┌─ DATA TO USE
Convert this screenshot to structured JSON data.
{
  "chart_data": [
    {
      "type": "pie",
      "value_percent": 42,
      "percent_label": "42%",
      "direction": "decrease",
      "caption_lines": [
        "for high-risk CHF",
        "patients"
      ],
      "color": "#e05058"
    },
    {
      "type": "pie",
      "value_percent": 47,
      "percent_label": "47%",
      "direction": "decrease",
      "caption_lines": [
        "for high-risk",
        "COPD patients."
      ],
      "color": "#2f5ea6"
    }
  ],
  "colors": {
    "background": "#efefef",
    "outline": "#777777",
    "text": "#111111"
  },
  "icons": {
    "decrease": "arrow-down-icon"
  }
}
└─
Output the entire listing exactly as it appears above.

Convert this screenshot to structured JSON data.
{
  "chart_data": [
    {
      "type": "pie",
      "value_percent": 42,
      "percent_label": "42%",
      "direction": "decrease",
      "caption_lines": [
        "for high-risk CHF",
        "patients"
      ],
      "color": "#e05058"
    },
    {
      "type": "pie",
      "value_percent": 47,
      "percent_label": "47%",
      "direction": "decrease",
      "caption_lines": [
        "for high-risk",
        "COPD patients."
      ],
      "color": "#2f5ea6"
    }
  ],
  "colors": {
    "background": "#efefef",
    "outline": "#777777",
    "text": "#111111"
  },
  "icons": {
    "decrease": "arrow-down-icon"
  }
}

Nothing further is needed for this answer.